EXERCISE AIM:
Reproduce each of the entries below word for word, keeping every character, line break, and number unchanged.

ROWS:
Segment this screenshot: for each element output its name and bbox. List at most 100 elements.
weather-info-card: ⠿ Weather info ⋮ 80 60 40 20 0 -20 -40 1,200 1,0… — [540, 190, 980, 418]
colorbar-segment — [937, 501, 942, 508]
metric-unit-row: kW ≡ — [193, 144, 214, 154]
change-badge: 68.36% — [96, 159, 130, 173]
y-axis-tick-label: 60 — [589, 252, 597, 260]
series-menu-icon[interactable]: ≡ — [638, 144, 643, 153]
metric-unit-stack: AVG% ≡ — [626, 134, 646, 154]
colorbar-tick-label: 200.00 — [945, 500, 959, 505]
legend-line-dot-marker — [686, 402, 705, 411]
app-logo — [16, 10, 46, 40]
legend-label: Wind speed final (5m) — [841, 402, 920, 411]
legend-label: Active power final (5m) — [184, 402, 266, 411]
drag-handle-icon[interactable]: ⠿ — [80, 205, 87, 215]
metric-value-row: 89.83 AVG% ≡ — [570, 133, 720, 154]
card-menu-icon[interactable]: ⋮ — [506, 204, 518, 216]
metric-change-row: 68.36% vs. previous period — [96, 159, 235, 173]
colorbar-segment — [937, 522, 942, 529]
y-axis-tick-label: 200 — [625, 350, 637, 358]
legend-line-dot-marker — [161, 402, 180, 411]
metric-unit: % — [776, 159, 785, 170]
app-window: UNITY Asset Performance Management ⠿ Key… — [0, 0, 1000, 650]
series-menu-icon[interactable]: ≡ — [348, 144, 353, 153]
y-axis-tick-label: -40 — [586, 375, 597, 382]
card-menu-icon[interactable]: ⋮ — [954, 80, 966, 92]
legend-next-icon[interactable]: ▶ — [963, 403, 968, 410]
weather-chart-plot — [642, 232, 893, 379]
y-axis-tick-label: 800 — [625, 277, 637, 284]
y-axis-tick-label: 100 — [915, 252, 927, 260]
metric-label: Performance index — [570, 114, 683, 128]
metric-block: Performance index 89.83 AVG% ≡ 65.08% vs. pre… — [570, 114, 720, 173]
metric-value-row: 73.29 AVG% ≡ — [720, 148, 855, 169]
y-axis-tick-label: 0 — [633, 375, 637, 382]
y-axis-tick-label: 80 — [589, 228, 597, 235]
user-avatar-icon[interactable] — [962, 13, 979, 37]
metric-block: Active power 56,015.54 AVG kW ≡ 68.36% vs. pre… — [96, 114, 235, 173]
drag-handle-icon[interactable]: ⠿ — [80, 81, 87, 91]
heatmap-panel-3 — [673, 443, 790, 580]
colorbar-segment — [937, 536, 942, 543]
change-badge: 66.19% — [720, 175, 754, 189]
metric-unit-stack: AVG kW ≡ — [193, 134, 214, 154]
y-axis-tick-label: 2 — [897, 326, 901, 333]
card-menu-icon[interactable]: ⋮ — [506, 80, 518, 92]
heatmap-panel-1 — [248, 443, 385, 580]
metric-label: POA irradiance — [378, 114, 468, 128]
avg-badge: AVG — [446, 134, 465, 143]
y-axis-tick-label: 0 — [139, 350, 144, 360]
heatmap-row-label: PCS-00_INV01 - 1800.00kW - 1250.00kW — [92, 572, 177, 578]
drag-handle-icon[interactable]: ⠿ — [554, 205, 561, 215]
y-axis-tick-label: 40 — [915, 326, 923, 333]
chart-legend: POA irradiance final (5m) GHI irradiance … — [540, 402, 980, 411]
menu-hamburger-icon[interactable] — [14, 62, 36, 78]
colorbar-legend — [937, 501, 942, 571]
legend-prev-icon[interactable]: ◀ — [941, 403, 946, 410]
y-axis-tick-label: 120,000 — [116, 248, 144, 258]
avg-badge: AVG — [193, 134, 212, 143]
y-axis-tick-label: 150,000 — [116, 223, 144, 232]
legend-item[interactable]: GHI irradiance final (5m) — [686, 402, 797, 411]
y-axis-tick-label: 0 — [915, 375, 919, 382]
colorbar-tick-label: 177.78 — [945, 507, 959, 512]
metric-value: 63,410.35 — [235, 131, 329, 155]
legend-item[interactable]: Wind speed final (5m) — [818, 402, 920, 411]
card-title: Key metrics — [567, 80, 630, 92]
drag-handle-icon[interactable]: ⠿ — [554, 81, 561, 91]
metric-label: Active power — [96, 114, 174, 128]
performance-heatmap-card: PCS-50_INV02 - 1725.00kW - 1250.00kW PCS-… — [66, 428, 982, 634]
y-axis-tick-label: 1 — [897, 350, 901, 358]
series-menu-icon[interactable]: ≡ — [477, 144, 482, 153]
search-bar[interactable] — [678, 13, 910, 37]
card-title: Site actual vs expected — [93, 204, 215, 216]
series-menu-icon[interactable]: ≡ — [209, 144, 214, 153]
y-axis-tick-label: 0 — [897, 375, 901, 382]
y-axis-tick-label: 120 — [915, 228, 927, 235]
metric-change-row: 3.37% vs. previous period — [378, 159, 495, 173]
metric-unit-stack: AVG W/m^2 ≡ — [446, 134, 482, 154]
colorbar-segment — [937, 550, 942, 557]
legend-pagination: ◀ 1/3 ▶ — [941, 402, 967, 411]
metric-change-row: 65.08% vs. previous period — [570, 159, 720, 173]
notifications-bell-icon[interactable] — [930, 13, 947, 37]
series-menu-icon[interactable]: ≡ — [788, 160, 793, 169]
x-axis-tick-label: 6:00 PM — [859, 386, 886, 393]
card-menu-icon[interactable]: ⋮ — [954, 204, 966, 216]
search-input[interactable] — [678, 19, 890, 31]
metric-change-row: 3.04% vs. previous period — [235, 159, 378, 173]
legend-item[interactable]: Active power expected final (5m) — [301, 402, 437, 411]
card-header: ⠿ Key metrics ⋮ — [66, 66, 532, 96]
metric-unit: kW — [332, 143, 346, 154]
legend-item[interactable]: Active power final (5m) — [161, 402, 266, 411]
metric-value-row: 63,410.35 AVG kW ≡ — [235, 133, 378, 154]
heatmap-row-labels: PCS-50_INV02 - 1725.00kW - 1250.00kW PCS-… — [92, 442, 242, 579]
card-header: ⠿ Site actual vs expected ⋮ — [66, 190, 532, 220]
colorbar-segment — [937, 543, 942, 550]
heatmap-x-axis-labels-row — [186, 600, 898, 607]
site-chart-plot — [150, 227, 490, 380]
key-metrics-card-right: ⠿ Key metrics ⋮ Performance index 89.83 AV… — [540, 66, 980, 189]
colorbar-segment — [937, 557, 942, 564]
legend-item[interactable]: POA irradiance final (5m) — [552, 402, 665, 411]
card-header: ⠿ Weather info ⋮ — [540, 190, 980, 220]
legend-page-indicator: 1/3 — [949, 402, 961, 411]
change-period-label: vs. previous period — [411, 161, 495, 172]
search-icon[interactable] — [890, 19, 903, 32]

ANSWER TO THIS PROBLEM:
Segment this screenshot: for each element output its name and bbox. List at most 100 elements.
weather-info-card: ⠿ Weather info ⋮ 80 60 40 20 0 -20 -40 1,200 1,0… — [540, 190, 980, 418]
colorbar-segment — [937, 501, 942, 508]
metric-unit-row: kW ≡ — [193, 144, 214, 154]
change-badge: 68.36% — [96, 159, 130, 173]
y-axis-tick-label: 60 — [589, 252, 597, 260]
series-menu-icon[interactable]: ≡ — [638, 144, 643, 153]
metric-unit-stack: AVG% ≡ — [626, 134, 646, 154]
colorbar-tick-label: 200.00 — [945, 500, 959, 505]
legend-line-dot-marker — [686, 402, 705, 411]
app-logo — [16, 10, 46, 40]
legend-label: Wind speed final (5m) — [841, 402, 920, 411]
legend-label: Active power final (5m) — [184, 402, 266, 411]
drag-handle-icon[interactable]: ⠿ — [80, 205, 87, 215]
metric-value-row: 89.83 AVG% ≡ — [570, 133, 720, 154]
card-menu-icon[interactable]: ⋮ — [506, 204, 518, 216]
metric-change-row: 68.36% vs. previous period — [96, 159, 235, 173]
colorbar-segment — [937, 522, 942, 529]
y-axis-tick-label: 200 — [625, 350, 637, 358]
legend-line-dot-marker — [161, 402, 180, 411]
metric-unit: % — [776, 159, 785, 170]
app-window: UNITY Asset Performance Management ⠿ Key… — [0, 0, 1000, 650]
series-menu-icon[interactable]: ≡ — [348, 144, 353, 153]
y-axis-tick-label: -40 — [586, 375, 597, 382]
card-menu-icon[interactable]: ⋮ — [954, 80, 966, 92]
legend-next-icon[interactable]: ▶ — [963, 403, 968, 410]
weather-chart-plot — [642, 232, 893, 379]
y-axis-tick-label: 800 — [625, 277, 637, 284]
y-axis-tick-label: 100 — [915, 252, 927, 260]
metric-label: Performance index — [570, 114, 683, 128]
metric-block: Performance index 89.83 AVG% ≡ 65.08% vs. pre… — [570, 114, 720, 173]
metric-value-row: 73.29 AVG% ≡ — [720, 148, 855, 169]
y-axis-tick-label: 0 — [633, 375, 637, 382]
y-axis-tick-label: 80 — [589, 228, 597, 235]
user-avatar-icon[interactable] — [962, 13, 979, 37]
metric-block: Active power 56,015.54 AVG kW ≡ 68.36% vs. pre… — [96, 114, 235, 173]
drag-handle-icon[interactable]: ⠿ — [80, 81, 87, 91]
heatmap-panel-3 — [673, 443, 790, 580]
colorbar-segment — [937, 536, 942, 543]
change-badge: 66.19% — [720, 175, 754, 189]
metric-unit-stack: AVG kW ≡ — [193, 134, 214, 154]
y-axis-tick-label: 2 — [897, 326, 901, 333]
card-menu-icon[interactable]: ⋮ — [506, 80, 518, 92]
heatmap-panel-1 — [248, 443, 385, 580]
metric-label: POA irradiance — [378, 114, 468, 128]
avg-badge: AVG — [446, 134, 465, 143]
y-axis-tick-label: 0 — [139, 350, 144, 360]
heatmap-row-label: PCS-00_INV01 - 1800.00kW - 1250.00kW — [92, 572, 177, 578]
drag-handle-icon[interactable]: ⠿ — [554, 205, 561, 215]
y-axis-tick-label: 40 — [915, 326, 923, 333]
chart-legend: POA irradiance final (5m) GHI irradiance … — [540, 402, 980, 411]
menu-hamburger-icon[interactable] — [14, 62, 36, 78]
colorbar-legend — [937, 501, 942, 571]
legend-prev-icon[interactable]: ◀ — [941, 403, 946, 410]
y-axis-tick-label: 120,000 — [116, 248, 144, 258]
avg-badge: AVG — [193, 134, 212, 143]
y-axis-tick-label: 150,000 — [116, 223, 144, 232]
legend-item[interactable]: GHI irradiance final (5m) — [686, 402, 797, 411]
y-axis-tick-label: 0 — [915, 375, 919, 382]
colorbar-tick-label: 177.78 — [945, 507, 959, 512]
metric-value: 63,410.35 — [235, 131, 329, 155]
legend-item[interactable]: Wind speed final (5m) — [818, 402, 920, 411]
card-title: Key metrics — [567, 80, 630, 92]
drag-handle-icon[interactable]: ⠿ — [554, 81, 561, 91]
metric-label: Active power — [96, 114, 174, 128]
performance-heatmap-card: PCS-50_INV02 - 1725.00kW - 1250.00kW PCS-… — [66, 428, 982, 634]
y-axis-tick-label: 1 — [897, 350, 901, 358]
series-menu-icon[interactable]: ≡ — [477, 144, 482, 153]
search-bar[interactable] — [678, 13, 910, 37]
card-title: Site actual vs expected — [93, 204, 215, 216]
series-menu-icon[interactable]: ≡ — [209, 144, 214, 153]
y-axis-tick-label: 0 — [897, 375, 901, 382]
y-axis-tick-label: 120 — [915, 228, 927, 235]
metric-change-row: 3.37% vs. previous period — [378, 159, 495, 173]
metric-unit-stack: AVG W/m^2 ≡ — [446, 134, 482, 154]
colorbar-segment — [937, 550, 942, 557]
legend-pagination: ◀ 1/3 ▶ — [941, 402, 967, 411]
metric-change-row: 65.08% vs. previous period — [570, 159, 720, 173]
notifications-bell-icon[interactable] — [930, 13, 947, 37]
series-menu-icon[interactable]: ≡ — [788, 160, 793, 169]
x-axis-tick-label: 6:00 PM — [859, 386, 886, 393]
card-menu-icon[interactable]: ⋮ — [954, 204, 966, 216]
search-input[interactable] — [678, 19, 890, 31]
metric-change-row: 3.04% vs. previous period — [235, 159, 378, 173]
legend-item[interactable]: Active power expected final (5m) — [301, 402, 437, 411]
card-header: ⠿ Key metrics ⋮ — [66, 66, 532, 96]
metric-unit: kW — [332, 143, 346, 154]
legend-item[interactable]: Active power final (5m) — [161, 402, 266, 411]
metric-value-row: 63,410.35 AVG kW ≡ — [235, 133, 378, 154]
heatmap-row-labels: PCS-50_INV02 - 1725.00kW - 1250.00kW PCS-… — [92, 442, 242, 579]
card-header: ⠿ Site actual vs expected ⋮ — [66, 190, 532, 220]
colorbar-segment — [937, 543, 942, 550]
heatmap-x-axis-labels-row — [186, 600, 898, 607]
site-chart-plot — [150, 227, 490, 380]
key-metrics-card-right: ⠿ Key metrics ⋮ Performance index 89.83 AV… — [540, 66, 980, 189]
colorbar-segment — [937, 557, 942, 564]
legend-item[interactable]: POA irradiance final (5m) — [552, 402, 665, 411]
card-header: ⠿ Weather info ⋮ — [540, 190, 980, 220]
legend-page-indicator: 1/3 — [949, 402, 961, 411]
change-period-label: vs. previous period — [411, 161, 495, 172]
search-icon[interactable] — [890, 19, 903, 32]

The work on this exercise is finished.